Task directions. Copy every line of the entries that includes the word "text".

Data for the task.
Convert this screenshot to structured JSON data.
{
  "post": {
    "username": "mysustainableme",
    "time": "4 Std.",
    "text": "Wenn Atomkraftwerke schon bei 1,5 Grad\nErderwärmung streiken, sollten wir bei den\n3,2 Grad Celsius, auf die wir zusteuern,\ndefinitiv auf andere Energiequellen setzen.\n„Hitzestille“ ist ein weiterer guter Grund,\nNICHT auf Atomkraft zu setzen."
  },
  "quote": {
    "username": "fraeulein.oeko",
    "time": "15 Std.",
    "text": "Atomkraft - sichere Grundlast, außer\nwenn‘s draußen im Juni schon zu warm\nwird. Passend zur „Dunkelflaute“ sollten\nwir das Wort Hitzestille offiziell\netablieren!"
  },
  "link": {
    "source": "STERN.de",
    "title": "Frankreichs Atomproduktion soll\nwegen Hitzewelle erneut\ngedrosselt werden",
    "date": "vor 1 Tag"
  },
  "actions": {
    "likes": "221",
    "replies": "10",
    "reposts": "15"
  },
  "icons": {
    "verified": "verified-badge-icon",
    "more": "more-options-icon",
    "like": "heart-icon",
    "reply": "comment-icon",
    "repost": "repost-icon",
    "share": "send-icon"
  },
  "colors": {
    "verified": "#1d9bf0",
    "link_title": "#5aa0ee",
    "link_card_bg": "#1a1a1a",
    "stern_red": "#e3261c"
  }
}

* * *

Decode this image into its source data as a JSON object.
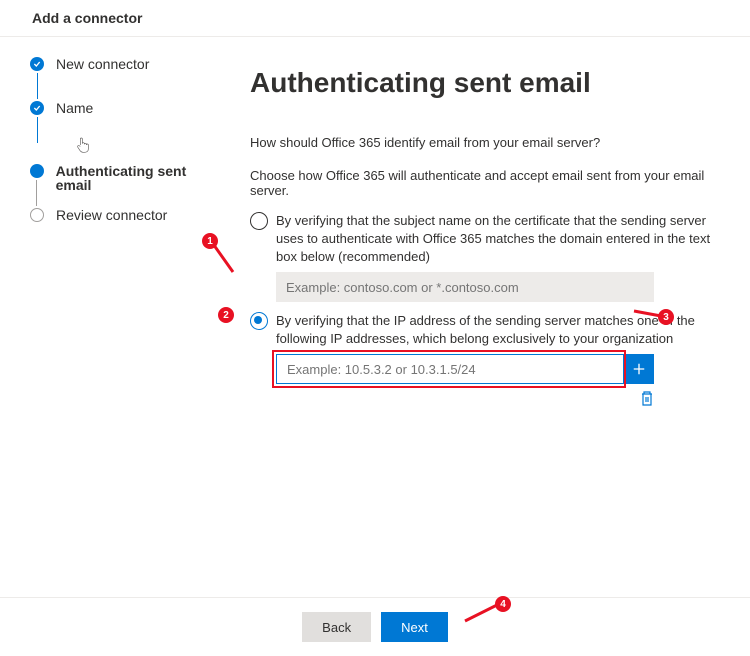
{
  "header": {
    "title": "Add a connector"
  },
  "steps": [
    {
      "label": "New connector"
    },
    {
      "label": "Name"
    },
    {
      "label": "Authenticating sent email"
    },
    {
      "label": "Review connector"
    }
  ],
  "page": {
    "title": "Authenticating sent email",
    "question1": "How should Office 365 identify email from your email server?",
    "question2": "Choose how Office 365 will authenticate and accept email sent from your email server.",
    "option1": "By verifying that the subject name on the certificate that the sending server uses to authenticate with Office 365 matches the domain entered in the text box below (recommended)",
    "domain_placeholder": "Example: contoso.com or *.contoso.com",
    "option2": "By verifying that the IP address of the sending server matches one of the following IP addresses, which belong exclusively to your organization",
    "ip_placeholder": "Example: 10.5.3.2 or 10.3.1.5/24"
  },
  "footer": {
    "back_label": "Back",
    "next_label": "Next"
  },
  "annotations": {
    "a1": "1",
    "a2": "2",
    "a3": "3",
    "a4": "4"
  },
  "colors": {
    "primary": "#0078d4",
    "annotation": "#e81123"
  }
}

Reply to the task.
    "text": "Wenn Atomkraftwerke schon bei 1,5 Grad\nErderwärmung streiken, sollten wir bei den\n3,2 Grad Celsius, auf die wir zusteuern,\ndefinitiv auf andere Energiequellen setzen.\n„Hitzestille“ ist ein weiterer guter Grund,\nNICHT auf Atomkraft zu setzen."
    "text": "Atomkraft - sichere Grundlast, außer\nwenn‘s draußen im Juni schon zu warm\nwird. Passend zur „Dunkelflaute“ sollten\nwir das Wort Hitzestille offiziell\netablieren!"
    "option1": "By verifying that the subject name on the certificate that the sending server uses to authenticate with Office 365 matches the domain entered in the text box below (recommended)",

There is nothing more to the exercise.